━━ Input

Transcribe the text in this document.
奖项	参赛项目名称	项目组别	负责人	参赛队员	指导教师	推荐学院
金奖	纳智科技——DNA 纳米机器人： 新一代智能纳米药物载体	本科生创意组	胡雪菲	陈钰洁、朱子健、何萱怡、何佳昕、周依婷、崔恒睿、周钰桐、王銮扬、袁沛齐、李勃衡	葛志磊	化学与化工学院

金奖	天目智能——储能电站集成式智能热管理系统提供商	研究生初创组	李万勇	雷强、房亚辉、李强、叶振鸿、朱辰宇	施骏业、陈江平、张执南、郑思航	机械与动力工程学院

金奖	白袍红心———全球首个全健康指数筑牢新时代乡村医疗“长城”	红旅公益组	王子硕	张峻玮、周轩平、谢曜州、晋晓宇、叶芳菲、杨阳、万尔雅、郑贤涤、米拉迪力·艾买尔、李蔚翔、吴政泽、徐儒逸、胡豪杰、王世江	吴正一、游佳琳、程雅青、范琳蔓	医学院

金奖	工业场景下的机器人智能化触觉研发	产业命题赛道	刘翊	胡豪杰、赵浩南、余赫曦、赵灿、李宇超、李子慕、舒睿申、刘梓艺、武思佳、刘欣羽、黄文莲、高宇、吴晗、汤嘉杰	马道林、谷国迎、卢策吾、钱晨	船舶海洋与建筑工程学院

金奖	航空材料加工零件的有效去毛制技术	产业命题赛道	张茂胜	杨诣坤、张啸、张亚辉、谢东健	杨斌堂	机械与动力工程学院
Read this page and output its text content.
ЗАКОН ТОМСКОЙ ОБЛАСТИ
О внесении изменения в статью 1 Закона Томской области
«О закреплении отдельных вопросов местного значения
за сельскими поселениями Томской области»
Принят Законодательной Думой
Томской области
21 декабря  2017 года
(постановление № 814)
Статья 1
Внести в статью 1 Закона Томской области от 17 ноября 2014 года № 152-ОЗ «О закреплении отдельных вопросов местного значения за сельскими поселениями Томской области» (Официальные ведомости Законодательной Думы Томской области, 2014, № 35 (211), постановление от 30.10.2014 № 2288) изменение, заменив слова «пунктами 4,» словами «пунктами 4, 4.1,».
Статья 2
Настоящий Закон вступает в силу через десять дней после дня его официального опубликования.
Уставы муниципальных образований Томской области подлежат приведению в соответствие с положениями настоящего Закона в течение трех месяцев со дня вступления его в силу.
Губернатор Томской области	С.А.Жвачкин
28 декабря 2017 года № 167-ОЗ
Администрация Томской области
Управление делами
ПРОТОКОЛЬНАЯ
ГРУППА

━━━━

Exercise task: Check all the records above and select each line where the string "поселениями" is found.

Result of this task:
за сельскими поселениями Томской области»
Внести в статью 1 Закона Томской области от 17 ноября 2014 года № 152-ОЗ «О закреплении отдельных вопросов местного значения за сельскими поселениями Томской области» (Официальные ведомости Законодательной Думы Томской области, 2014, № 35 (211), постановление от 30.10.2014 № 2288) изменение, заменив слова «пунктами 4,» словами «пунктами 4, 4.1,».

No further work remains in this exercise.